Some records:

□ □ □

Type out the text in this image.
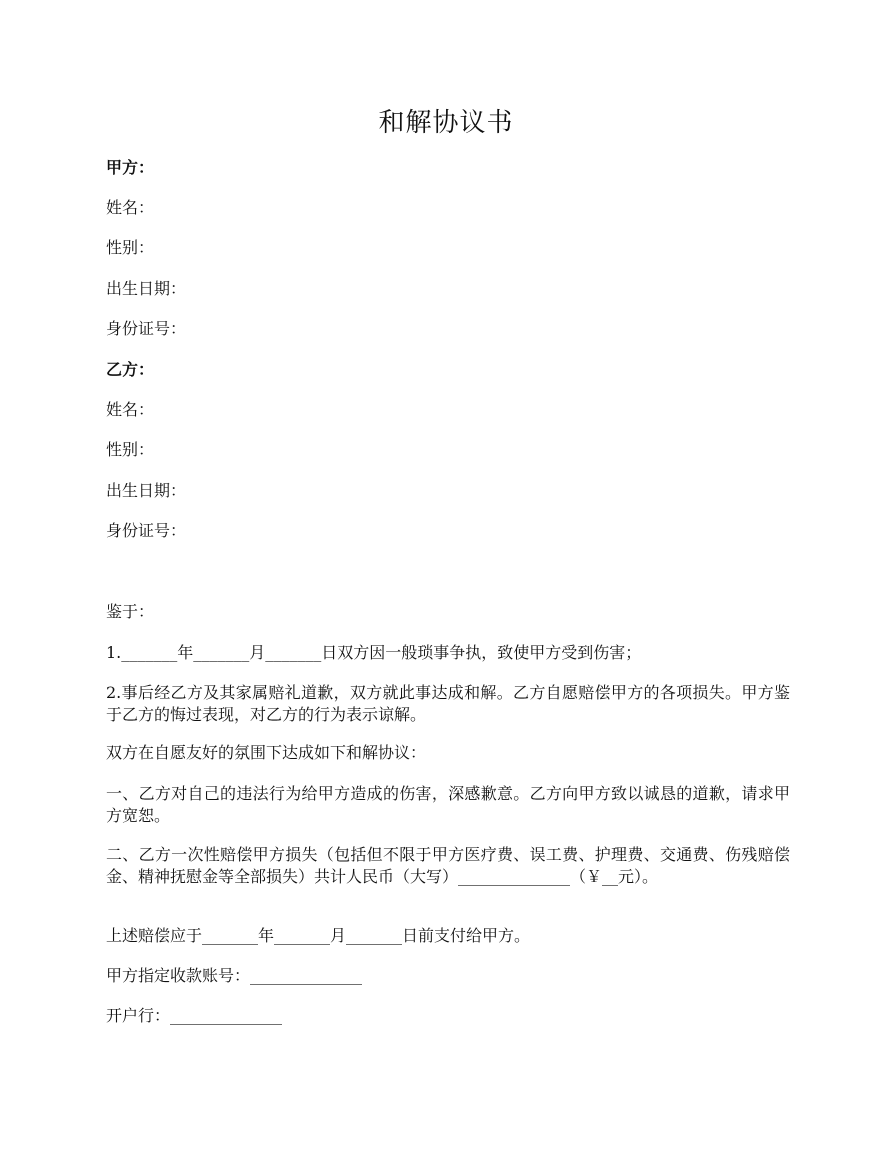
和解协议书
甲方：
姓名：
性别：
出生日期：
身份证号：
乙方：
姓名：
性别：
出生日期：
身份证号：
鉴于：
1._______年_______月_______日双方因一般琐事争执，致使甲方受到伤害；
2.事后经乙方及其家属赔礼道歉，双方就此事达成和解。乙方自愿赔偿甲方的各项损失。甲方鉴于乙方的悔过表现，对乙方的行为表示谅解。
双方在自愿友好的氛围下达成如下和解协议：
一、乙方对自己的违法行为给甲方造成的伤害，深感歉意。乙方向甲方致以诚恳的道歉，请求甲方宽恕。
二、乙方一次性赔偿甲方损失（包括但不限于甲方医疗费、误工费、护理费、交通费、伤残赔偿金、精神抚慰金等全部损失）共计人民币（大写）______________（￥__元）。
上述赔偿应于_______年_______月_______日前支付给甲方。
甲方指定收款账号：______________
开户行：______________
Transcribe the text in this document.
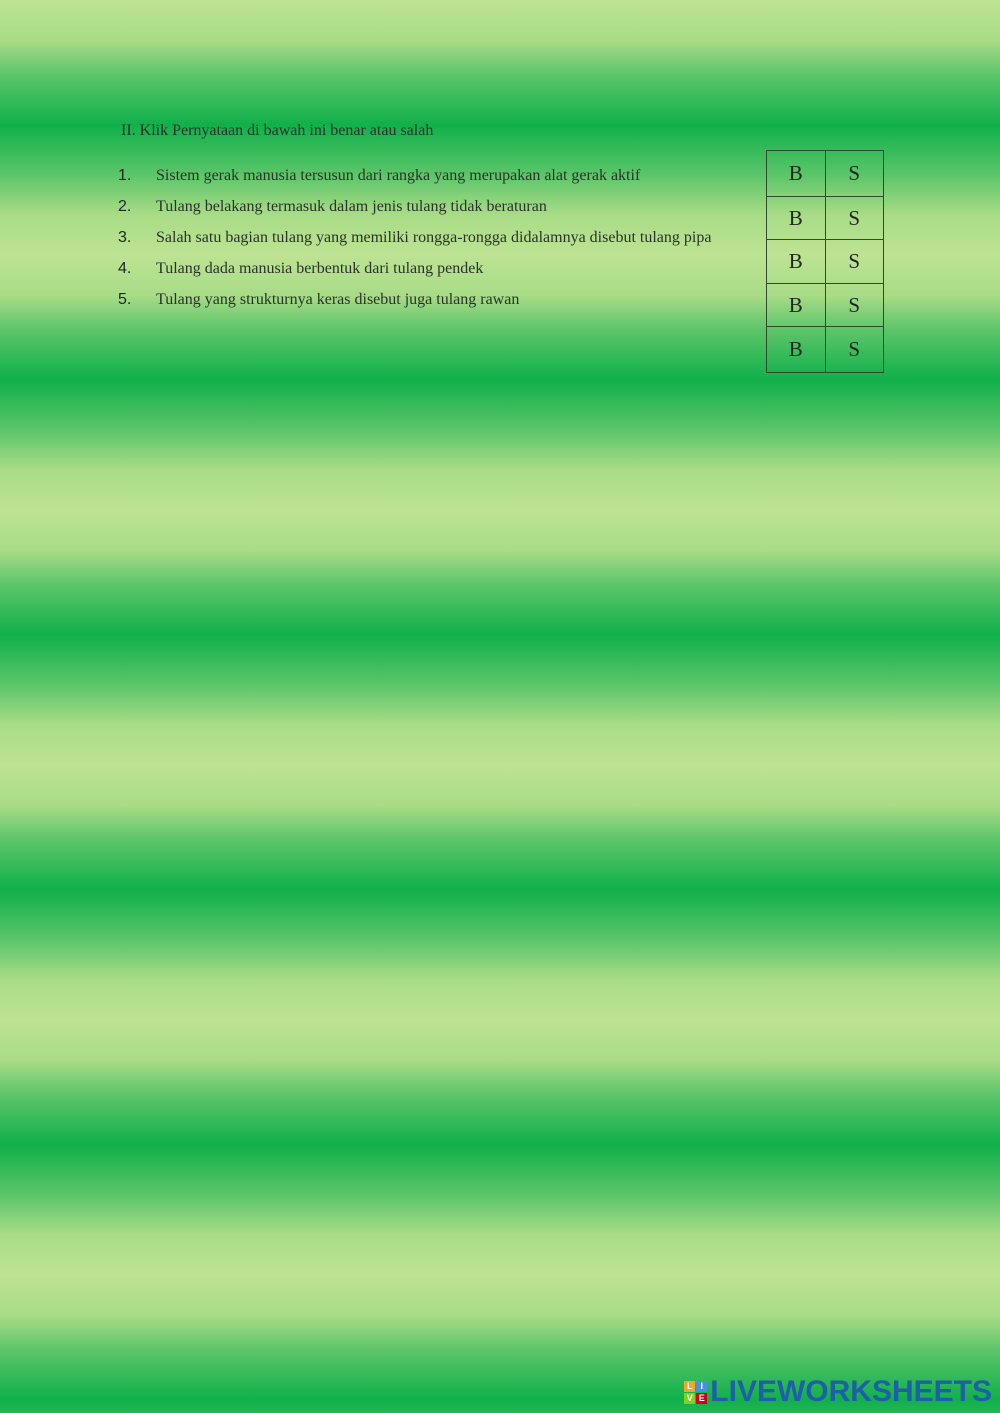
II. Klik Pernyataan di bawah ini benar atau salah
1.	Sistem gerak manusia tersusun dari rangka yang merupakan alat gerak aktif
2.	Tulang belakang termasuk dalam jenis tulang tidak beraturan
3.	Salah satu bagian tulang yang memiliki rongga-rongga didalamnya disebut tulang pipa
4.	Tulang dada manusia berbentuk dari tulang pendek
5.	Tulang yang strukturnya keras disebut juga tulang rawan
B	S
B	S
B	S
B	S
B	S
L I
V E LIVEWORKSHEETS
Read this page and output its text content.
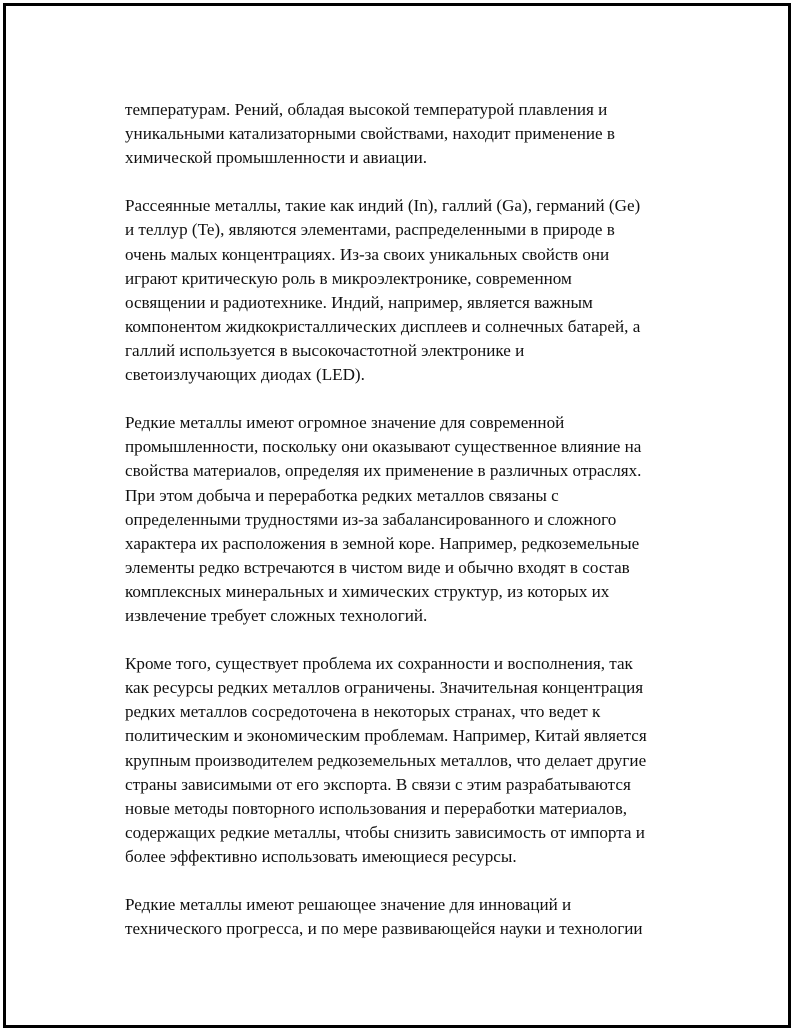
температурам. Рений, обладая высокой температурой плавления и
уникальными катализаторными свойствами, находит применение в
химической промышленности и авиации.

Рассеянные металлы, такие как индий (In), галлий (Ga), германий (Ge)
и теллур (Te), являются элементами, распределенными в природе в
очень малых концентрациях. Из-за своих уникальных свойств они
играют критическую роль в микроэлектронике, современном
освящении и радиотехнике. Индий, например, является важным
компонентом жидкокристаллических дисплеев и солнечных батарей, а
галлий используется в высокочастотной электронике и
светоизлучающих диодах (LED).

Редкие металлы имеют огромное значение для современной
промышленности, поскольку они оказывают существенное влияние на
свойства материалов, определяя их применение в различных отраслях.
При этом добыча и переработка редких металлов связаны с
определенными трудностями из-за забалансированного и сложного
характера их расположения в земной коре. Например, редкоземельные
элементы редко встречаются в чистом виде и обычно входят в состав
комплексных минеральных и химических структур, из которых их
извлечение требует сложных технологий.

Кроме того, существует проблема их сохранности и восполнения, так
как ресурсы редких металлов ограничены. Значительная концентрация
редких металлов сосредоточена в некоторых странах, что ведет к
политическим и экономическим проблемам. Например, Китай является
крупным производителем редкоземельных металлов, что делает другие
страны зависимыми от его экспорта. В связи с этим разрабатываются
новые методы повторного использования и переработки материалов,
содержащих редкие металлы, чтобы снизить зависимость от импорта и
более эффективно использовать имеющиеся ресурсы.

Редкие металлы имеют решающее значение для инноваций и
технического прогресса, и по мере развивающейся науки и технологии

□ □ □

Each record above should be copied character for character, with pictures dropped.

Type out the text in this image.
和解协议书
甲方：
姓名：
性别：
出生日期：
身份证号：
乙方：
姓名：
性别：
出生日期：
身份证号：
鉴于：
1._______年_______月_______日双方因一般琐事争执，致使甲方受到伤害；
2.事后经乙方及其家属赔礼道歉，双方就此事达成和解。乙方自愿赔偿甲方的各项损失。甲方鉴于乙方的悔过表现，对乙方的行为表示谅解。
双方在自愿友好的氛围下达成如下和解协议：
一、乙方对自己的违法行为给甲方造成的伤害，深感歉意。乙方向甲方致以诚恳的道歉，请求甲方宽恕。
二、乙方一次性赔偿甲方损失（包括但不限于甲方医疗费、误工费、护理费、交通费、伤残赔偿金、精神抚慰金等全部损失）共计人民币（大写）______________（￥__元）。
上述赔偿应于_______年_______月_______日前支付给甲方。
甲方指定收款账号：______________
开户行：______________
Transcribe the text in this document.
II. Klik Pernyataan di bawah ini benar atau salah
1.	Sistem gerak manusia tersusun dari rangka yang merupakan alat gerak aktif
2.	Tulang belakang termasuk dalam jenis tulang tidak beraturan
3.	Salah satu bagian tulang yang memiliki rongga-rongga didalamnya disebut tulang pipa
4.	Tulang dada manusia berbentuk dari tulang pendek
5.	Tulang yang strukturnya keras disebut juga tulang rawan
B	S
B	S
B	S
B	S
B	S
L I
V E LIVEWORKSHEETS
Read this page and output its text content.
температурам. Рений, обладая высокой температурой плавления и
уникальными катализаторными свойствами, находит применение в
химической промышленности и авиации.

Рассеянные металлы, такие как индий (In), галлий (Ga), германий (Ge)
и теллур (Te), являются элементами, распределенными в природе в
очень малых концентрациях. Из-за своих уникальных свойств они
играют критическую роль в микроэлектронике, современном
освящении и радиотехнике. Индий, например, является важным
компонентом жидкокристаллических дисплеев и солнечных батарей, а
галлий используется в высокочастотной электронике и
светоизлучающих диодах (LED).

Редкие металлы имеют огромное значение для современной
промышленности, поскольку они оказывают существенное влияние на
свойства материалов, определяя их применение в различных отраслях.
При этом добыча и переработка редких металлов связаны с
определенными трудностями из-за забалансированного и сложного
характера их расположения в земной коре. Например, редкоземельные
элементы редко встречаются в чистом виде и обычно входят в состав
комплексных минеральных и химических структур, из которых их
извлечение требует сложных технологий.

Кроме того, существует проблема их сохранности и восполнения, так
как ресурсы редких металлов ограничены. Значительная концентрация
редких металлов сосредоточена в некоторых странах, что ведет к
политическим и экономическим проблемам. Например, Китай является
крупным производителем редкоземельных металлов, что делает другие
страны зависимыми от его экспорта. В связи с этим разрабатываются
новые методы повторного использования и переработки материалов,
содержащих редкие металлы, чтобы снизить зависимость от импорта и
более эффективно использовать имеющиеся ресурсы.

Редкие металлы имеют решающее значение для инноваций и
технического прогресса, и по мере развивающейся науки и технологии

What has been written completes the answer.